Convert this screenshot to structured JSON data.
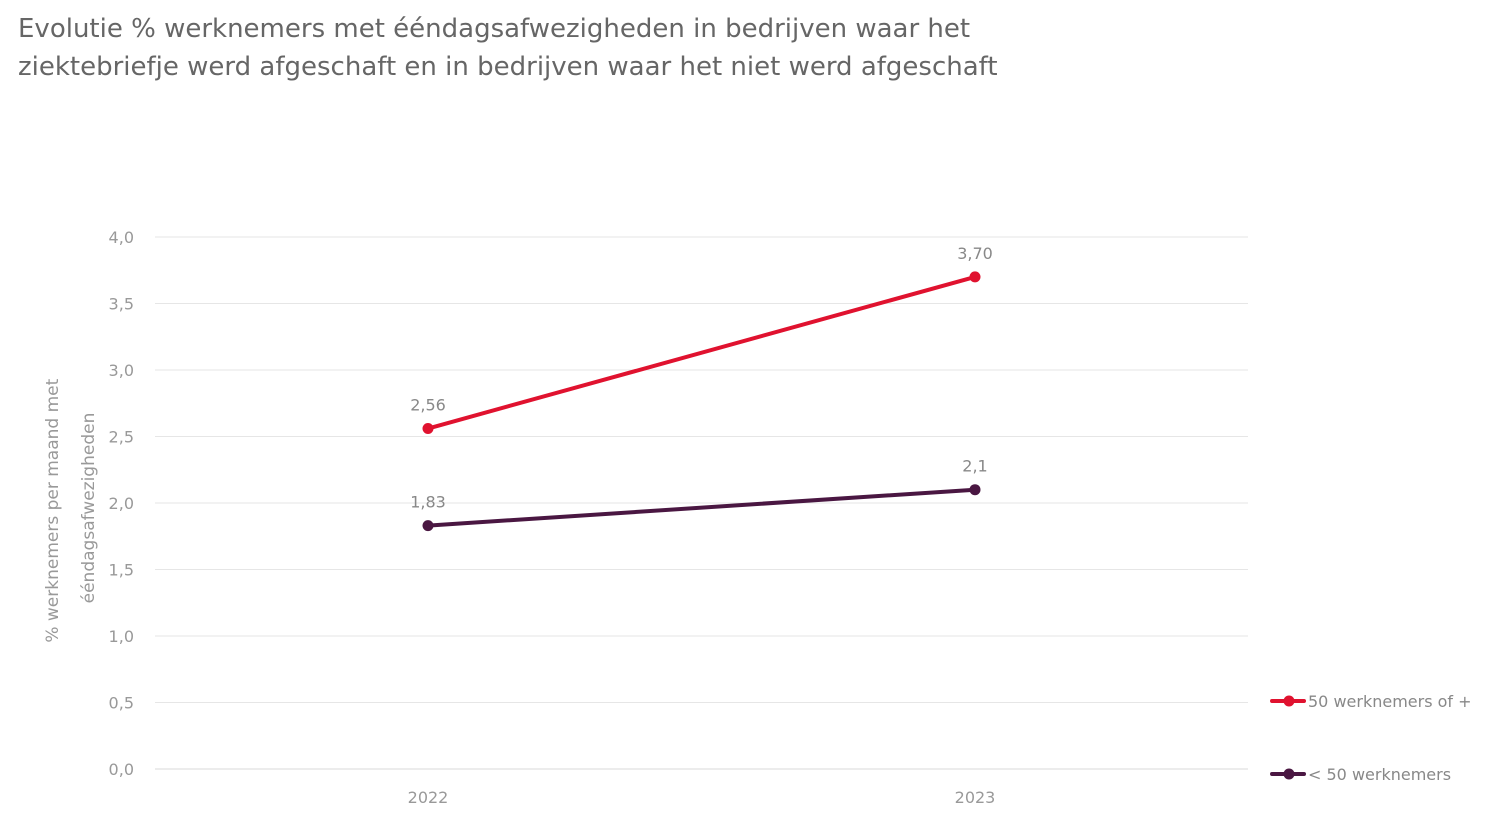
{
  "chart_data": {
    "type": "line",
    "title_lines": [
      "Evolutie % werknemers met ééndagsafwezigheden in bedrijven waar het",
      "ziektebriefje werd afgeschaft en in bedrijven waar het niet werd afgeschaft"
    ],
    "ylabel_lines": [
      "% werknemers per maand met",
      "ééndagsafwezigheden"
    ],
    "xlabel": "",
    "categories": [
      "2022",
      "2023"
    ],
    "ylim": [
      0,
      4.0
    ],
    "yticks": [
      "0,0",
      "0,5",
      "1,0",
      "1,5",
      "2,0",
      "2,5",
      "3,0",
      "3,5",
      "4,0"
    ],
    "grid": true,
    "legend_position": "right",
    "series": [
      {
        "name": "50 werknemers of +",
        "values": [
          2.56,
          3.7
        ],
        "labels": [
          "2,56",
          "3,70"
        ],
        "color": "#e0122f"
      },
      {
        "name": "< 50 werknemers",
        "values": [
          1.83,
          2.1
        ],
        "labels": [
          "1,83",
          "2,1"
        ],
        "color": "#4a1742"
      }
    ]
  }
}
+ + + + +
- **YOUR TASK**:
Without the pictures, repeat all the records word for word.

- **OUTPUT FOR THIS EXERCISE**:
Convert this screenshot to structured JSON data.
{
  "chart_data": {
    "type": "line",
    "title_lines": [
      "Evolutie % werknemers met ééndagsafwezigheden in bedrijven waar het",
      "ziektebriefje werd afgeschaft en in bedrijven waar het niet werd afgeschaft"
    ],
    "ylabel_lines": [
      "% werknemers per maand met",
      "ééndagsafwezigheden"
    ],
    "xlabel": "",
    "categories": [
      "2022",
      "2023"
    ],
    "ylim": [
      0,
      4.0
    ],
    "yticks": [
      "0,0",
      "0,5",
      "1,0",
      "1,5",
      "2,0",
      "2,5",
      "3,0",
      "3,5",
      "4,0"
    ],
    "grid": true,
    "legend_position": "right",
    "series": [
      {
        "name": "50 werknemers of +",
        "values": [
          2.56,
          3.7
        ],
        "labels": [
          "2,56",
          "3,70"
        ],
        "color": "#e0122f"
      },
      {
        "name": "< 50 werknemers",
        "values": [
          1.83,
          2.1
        ],
        "labels": [
          "1,83",
          "2,1"
        ],
        "color": "#4a1742"
      }
    ]
  }
}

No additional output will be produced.